PROMPT:
In the entries below, count every line with the word "Steigung". Return only the count.

DATA PROVIDED:
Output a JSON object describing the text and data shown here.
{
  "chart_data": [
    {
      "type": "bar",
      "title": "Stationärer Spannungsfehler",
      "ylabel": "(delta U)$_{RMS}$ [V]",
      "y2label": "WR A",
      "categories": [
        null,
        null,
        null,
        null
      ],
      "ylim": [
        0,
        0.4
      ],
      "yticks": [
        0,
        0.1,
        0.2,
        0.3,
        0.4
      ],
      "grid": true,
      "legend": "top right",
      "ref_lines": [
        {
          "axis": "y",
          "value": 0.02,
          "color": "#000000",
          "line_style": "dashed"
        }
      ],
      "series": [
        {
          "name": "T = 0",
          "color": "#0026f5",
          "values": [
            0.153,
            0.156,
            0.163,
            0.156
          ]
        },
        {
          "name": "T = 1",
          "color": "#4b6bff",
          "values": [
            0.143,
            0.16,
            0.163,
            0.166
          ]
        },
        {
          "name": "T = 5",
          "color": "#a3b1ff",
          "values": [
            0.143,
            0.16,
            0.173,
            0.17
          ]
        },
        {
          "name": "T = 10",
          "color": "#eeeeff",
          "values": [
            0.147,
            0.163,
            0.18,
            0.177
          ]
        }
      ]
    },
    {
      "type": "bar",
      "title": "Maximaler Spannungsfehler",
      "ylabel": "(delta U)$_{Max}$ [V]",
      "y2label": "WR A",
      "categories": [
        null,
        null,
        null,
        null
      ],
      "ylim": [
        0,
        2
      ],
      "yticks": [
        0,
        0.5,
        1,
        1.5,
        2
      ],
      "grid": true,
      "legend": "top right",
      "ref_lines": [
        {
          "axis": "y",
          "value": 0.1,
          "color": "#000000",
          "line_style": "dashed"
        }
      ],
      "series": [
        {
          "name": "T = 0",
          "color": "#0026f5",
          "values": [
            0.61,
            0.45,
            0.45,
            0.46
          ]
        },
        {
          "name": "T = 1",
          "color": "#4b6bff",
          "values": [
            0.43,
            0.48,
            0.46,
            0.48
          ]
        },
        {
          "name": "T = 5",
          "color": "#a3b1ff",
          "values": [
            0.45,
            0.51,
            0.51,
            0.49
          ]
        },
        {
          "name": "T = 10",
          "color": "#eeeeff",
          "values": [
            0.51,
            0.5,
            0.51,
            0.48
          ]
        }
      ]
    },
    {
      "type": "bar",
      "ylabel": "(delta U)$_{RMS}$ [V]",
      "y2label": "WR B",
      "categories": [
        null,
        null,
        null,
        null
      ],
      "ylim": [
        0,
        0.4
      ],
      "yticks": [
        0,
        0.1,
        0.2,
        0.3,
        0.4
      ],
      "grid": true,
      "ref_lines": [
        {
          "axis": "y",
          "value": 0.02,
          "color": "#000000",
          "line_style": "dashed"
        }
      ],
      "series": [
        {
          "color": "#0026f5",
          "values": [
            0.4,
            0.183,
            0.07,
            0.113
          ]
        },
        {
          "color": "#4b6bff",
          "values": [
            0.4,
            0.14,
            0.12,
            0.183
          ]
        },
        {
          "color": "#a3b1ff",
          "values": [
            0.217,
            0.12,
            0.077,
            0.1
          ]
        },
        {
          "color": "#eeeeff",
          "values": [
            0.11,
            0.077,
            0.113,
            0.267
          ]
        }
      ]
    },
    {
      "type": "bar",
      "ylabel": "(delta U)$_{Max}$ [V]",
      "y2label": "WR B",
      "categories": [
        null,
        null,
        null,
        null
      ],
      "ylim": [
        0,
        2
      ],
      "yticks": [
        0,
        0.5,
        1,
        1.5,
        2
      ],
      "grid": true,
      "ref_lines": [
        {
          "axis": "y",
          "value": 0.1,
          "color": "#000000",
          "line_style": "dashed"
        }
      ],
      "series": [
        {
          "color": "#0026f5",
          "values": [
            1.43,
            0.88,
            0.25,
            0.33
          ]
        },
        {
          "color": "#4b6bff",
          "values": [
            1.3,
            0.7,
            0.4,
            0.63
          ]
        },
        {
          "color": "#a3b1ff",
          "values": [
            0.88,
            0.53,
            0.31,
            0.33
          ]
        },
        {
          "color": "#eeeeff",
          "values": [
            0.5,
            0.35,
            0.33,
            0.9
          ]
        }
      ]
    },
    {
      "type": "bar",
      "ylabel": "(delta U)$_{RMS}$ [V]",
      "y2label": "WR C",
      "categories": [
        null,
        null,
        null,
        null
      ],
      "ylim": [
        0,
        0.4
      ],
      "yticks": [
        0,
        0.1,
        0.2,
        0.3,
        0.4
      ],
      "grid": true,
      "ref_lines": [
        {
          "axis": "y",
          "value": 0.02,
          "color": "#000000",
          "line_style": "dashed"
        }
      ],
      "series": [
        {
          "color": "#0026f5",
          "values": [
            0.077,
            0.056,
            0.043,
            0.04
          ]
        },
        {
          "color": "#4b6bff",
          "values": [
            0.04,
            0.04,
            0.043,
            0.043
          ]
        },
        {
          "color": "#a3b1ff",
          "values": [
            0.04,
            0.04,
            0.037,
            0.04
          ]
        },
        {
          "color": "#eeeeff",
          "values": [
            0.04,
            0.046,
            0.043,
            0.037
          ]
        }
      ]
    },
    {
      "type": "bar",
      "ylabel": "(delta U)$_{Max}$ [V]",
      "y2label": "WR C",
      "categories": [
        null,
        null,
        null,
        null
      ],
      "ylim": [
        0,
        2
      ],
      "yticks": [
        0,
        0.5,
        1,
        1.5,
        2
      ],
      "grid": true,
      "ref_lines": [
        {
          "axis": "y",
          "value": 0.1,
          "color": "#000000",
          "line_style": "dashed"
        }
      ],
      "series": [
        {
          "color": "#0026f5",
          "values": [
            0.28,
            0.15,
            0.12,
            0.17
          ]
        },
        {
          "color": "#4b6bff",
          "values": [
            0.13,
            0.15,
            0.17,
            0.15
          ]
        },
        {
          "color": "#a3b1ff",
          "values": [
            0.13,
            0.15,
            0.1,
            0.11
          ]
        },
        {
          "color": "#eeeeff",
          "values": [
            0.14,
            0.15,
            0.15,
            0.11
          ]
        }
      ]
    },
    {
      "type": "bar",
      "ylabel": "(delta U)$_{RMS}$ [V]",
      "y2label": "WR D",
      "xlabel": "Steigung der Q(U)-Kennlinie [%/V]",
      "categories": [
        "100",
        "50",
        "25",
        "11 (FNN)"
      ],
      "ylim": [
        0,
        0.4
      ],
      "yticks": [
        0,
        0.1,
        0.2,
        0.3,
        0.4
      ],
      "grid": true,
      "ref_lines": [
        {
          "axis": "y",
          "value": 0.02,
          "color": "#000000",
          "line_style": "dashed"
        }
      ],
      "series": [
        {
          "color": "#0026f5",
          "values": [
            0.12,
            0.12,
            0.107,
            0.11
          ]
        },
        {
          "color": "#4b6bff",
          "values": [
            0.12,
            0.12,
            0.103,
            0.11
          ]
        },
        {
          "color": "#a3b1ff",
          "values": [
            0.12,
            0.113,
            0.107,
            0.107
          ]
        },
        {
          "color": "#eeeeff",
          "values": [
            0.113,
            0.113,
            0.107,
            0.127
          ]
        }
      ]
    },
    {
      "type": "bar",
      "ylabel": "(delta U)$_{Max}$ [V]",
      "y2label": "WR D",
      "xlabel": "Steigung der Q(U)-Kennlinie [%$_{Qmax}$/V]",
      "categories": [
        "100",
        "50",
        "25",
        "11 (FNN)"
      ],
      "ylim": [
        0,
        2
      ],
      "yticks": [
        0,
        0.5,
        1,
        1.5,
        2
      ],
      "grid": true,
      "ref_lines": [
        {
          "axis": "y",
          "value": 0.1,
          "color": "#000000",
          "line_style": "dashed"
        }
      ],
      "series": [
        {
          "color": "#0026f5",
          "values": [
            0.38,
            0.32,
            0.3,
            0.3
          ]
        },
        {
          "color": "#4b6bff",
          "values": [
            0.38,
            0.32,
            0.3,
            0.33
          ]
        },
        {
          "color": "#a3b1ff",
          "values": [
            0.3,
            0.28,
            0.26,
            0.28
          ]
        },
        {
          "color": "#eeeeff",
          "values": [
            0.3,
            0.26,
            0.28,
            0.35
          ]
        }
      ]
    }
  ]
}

TASK RESULT:
2